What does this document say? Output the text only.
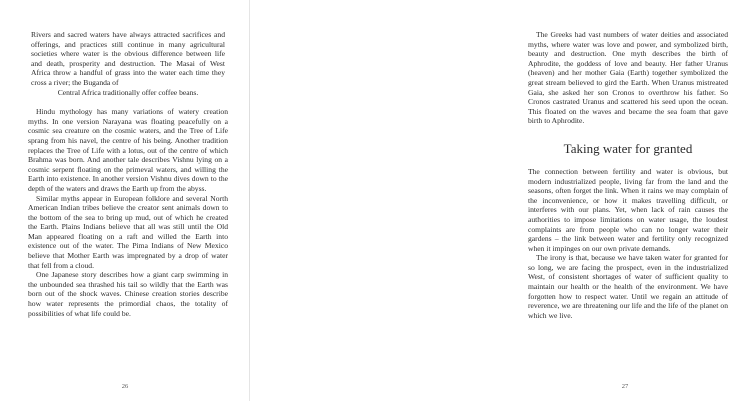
Rivers and sacred waters have always attracted sacrifices and offerings, and practices still continue in many agricultural societies where water is the obvious difference between life and death, prosperity and destruction. The Masai of West Africa throw a handful of grass into the water each time they cross a river; the Buganda of
Central Africa traditionally offer coffee beans.

Hindu mythology has many variations of watery creation myths. In one version Narayana was floating peacefully on a cosmic sea creature on the cosmic waters, and the Tree of Life sprang from his navel, the centre of his being. Another tradition replaces the Tree of Life with a lotus, out of the centre of which Brahma was born. And another tale describes Vishnu lying on a cosmic serpent floating on the primeval waters, and willing the Earth into existence. In another version Vishnu dives down to the depth of the waters and draws the Earth up from the abyss.

Similar myths appear in European folklore and several North American Indian tribes believe the creator sent animals down to the bottom of the sea to bring up mud, out of which he created the Earth. Plains Indians believe that all was still until the Old Man appeared floating on a raft and willed the Earth into existence out of the water. The Pima Indians of New Mexico believe that Mother Earth was impregnated by a drop of water that fell from a cloud.

One Japanese story describes how a giant carp swimming in the unbounded sea thrashed his tail so wildly that the Earth was born out of the shock waves. Chinese creation stories describe how water represents the primordial chaos, the totality of possibilities of what life could be.

26

The Greeks had vast numbers of water deities and associated myths, where water was love and power, and symbolized birth, beauty and destruction. One myth describes the birth of Aphrodite, the goddess of love and beauty. Her father Uranus (heaven) and her mother Gaia (Earth) together symbolized the great stream believed to gird the Earth. When Uranus mistreated Gaia, she asked her son Cronos to overthrow his father. So Cronos castrated Uranus and scattered his seed upon the ocean. This floated on the waves and became the sea foam that gave birth to Aphrodite.

Taking water for granted

The connection between fertility and water is obvious, but modern industrialized people, living far from the land and the seasons, often forget the link. When it rains we may complain of the inconvenience, or how it makes travelling difficult, or interferes with our plans. Yet, when lack of rain causes the authorities to impose limitations on water usage, the loudest complaints are from people who can no longer water their gardens – the link between water and fertility only recognized when it impinges on our own private demands.

The irony is that, because we have taken water for granted for so long, we are facing the prospect, even in the industrialized West, of consistent shortages of water of sufficient quality to maintain our health or the health of the environment. We have forgotten how to respect water. Until we regain an attitude of reverence, we are threatening our life and the life of the planet on which we live.

27
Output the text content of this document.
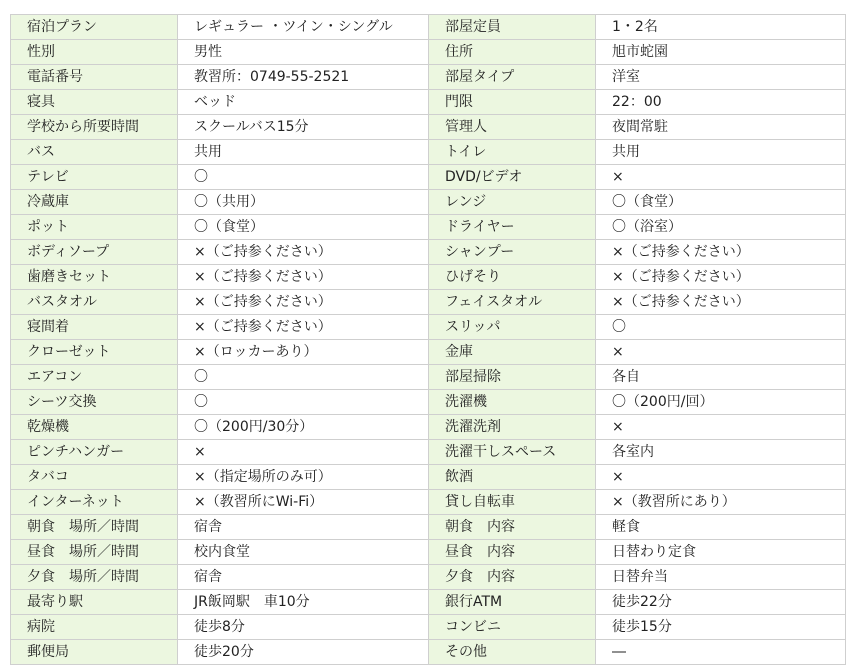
宿泊プラン	レギュラー ・ツイン・シングル	部屋定員	1・2名
性別	男性	住所	旭市蛇園
電話番号	教習所：0749-55-2521	部屋タイプ	洋室
寝具	ベッド	門限	22：00
学校から所要時間	スクールバス15分	管理人	夜間常駐
バス	共用	トイレ	共用
テレビ	〇	DVD/ビデオ	×
冷蔵庫	〇（共用）	レンジ	〇（食堂）
ポット	〇（食堂）	ドライヤー	〇（浴室）
ボディソープ	×（ご持参ください）	シャンプー	×（ご持参ください）
歯磨きセット	×（ご持参ください）	ひげそり	×（ご持参ください）
バスタオル	×（ご持参ください）	フェイスタオル	×（ご持参ください）
寝間着	×（ご持参ください）	スリッパ	〇
クローゼット	×（ロッカーあり）	金庫	×
エアコン	〇	部屋掃除	各自
シーツ交換	〇	洗濯機	〇（200円/回）
乾燥機	〇（200円/30分）	洗濯洗剤	×
ピンチハンガー	×	洗濯干しスペース	各室内
タバコ	×（指定場所のみ可）	飲酒	×
インターネット	×（教習所にWi-Fi）	貸し自転車	×（教習所にあり）
朝食　場所／時間	宿舎	朝食　内容	軽食
昼食　場所／時間	校内食堂	昼食　内容	日替わり定食
夕食　場所／時間	宿舎	夕食　内容	日替弁当
最寄り駅	JR飯岡駅　車10分	銀行ATM	徒歩22分
病院	徒歩8分	コンビニ	徒歩15分
郵便局	徒歩20分	その他	―
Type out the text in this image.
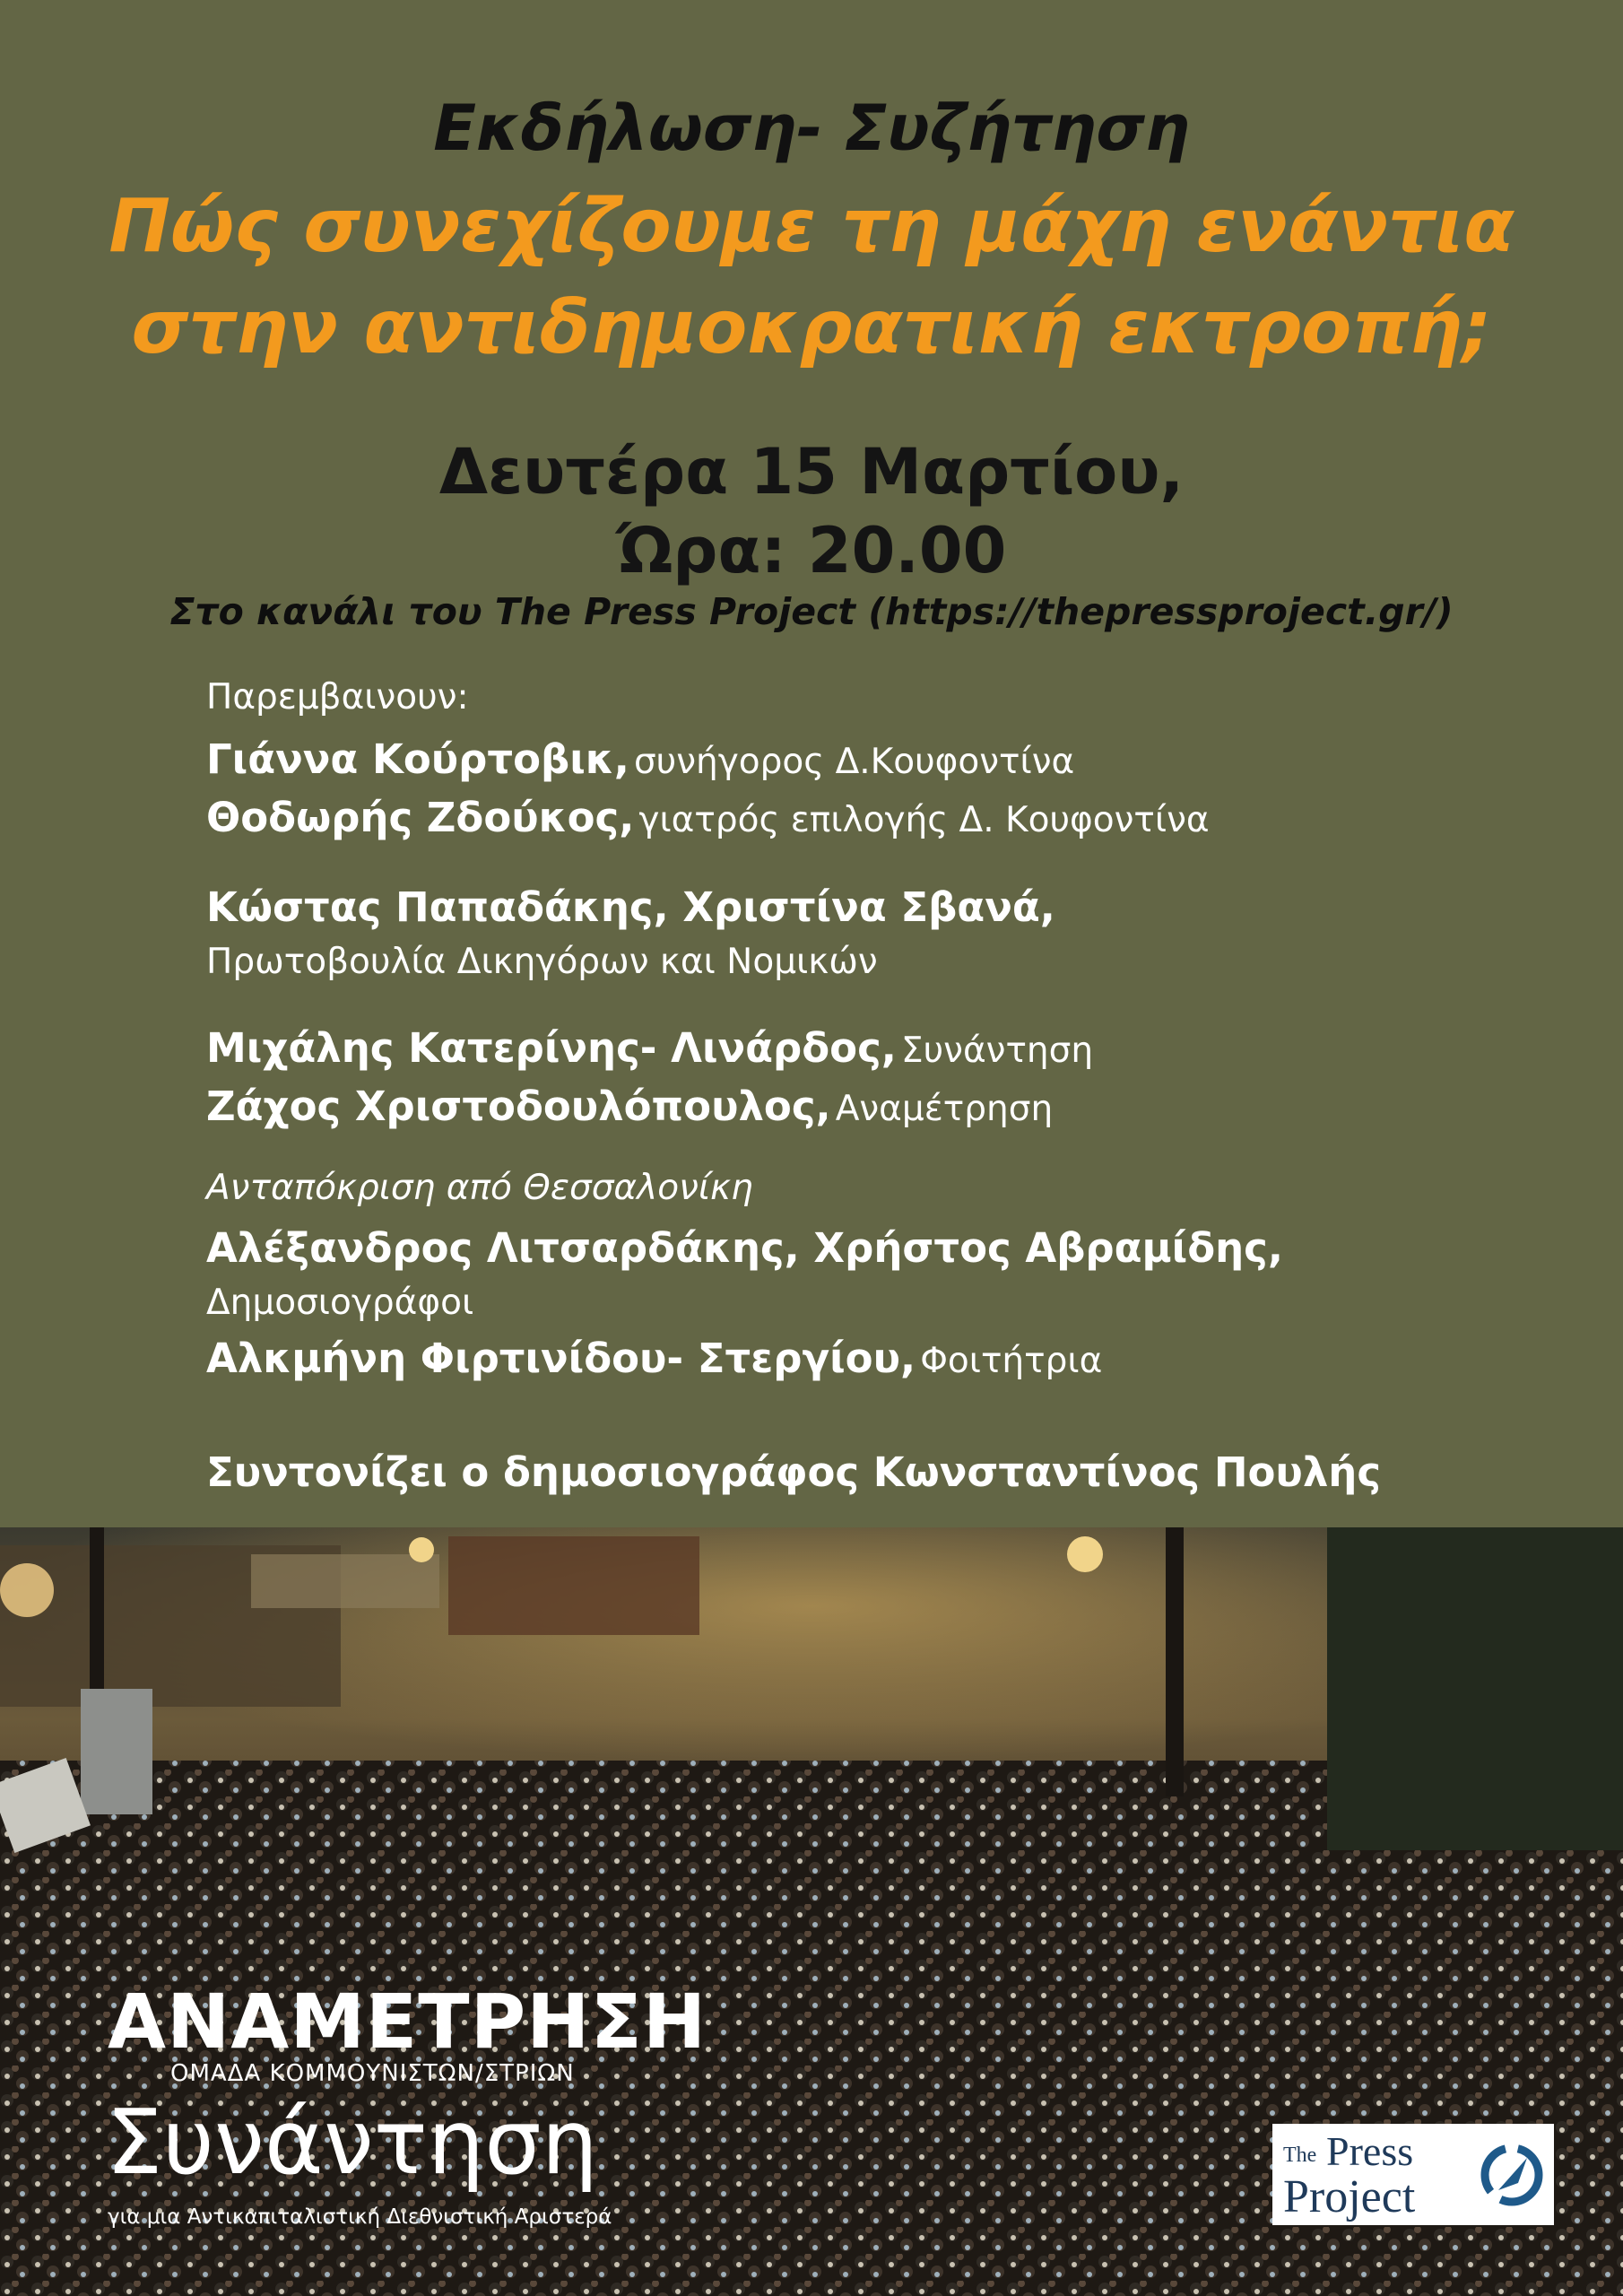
Εκδήλωση- Συζήτηση
Πώς συνεχίζουμε τη μάχη ενάντια
στην αντιδημοκρατική εκτροπή;
Δευτέρα 15 Μαρτίου,
Ώρα: 20.00
Στο κανάλι του The Press Project (https://thepressproject.gr/)
Παρεμβαινουν:
Γιάννα Κούρτοβικ, συνήγορος Δ.Κουφοντίνα
Θοδωρής Ζδούκος, γιατρός επιλογής Δ. Κουφοντίνα
Κώστας Παπαδάκης, Χριστίνα Σβανά,
Πρωτοβουλία Δικηγόρων και Νομικών
Μιχάλης Κατερίνης- Λινάρδος, Συνάντηση
Ζάχος Χριστοδουλόπουλος, Αναμέτρηση
Ανταπόκριση από Θεσσαλονίκη
Αλέξανδρος Λιτσαρδάκης, Χρήστος Αβραμίδης,
Δημοσιογράφοι
Αλκμήνη Φιρτινίδου- Στεργίου, Φοιτήτρια
Συντονίζει ο δημοσιογράφος Κωνσταντίνος Πουλής
ΑΝΑΜΕΤΡΗΣΗ
ΟΜΑΔΑ ΚΟΜΜΟΥΝΙΣΤΩΝ/ΣΤΡΙΩΝ
Συνάντηση
για μια Αντικαπιταλιστική Διεθνιστική Αριστερά
The Press
Project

====

Pick out every line with the string "born" and copy it.

Hindu mythology has many variations of watery creation myths. In one version Narayana was floating peacefully on a cosmic sea creature on the cosmic waters, and the Tree of Life sprang from his navel, the centre of his being. Another tradition replaces the Tree of Life with a lotus, out of the centre of which Brahma was born. And another tale describes Vishnu lying on a cosmic serpent floating on the primeval waters, and willing the Earth into existence. In another version Vishnu dives down to the depth of the waters and draws the Earth up from the abyss.
One Japanese story describes how a giant carp swimming in the unbounded sea thrashed his tail so wildly that the Earth was born out of the shock waves. Chinese creation stories describe how water represents the primordial chaos, the totality of possibilities of what life could be.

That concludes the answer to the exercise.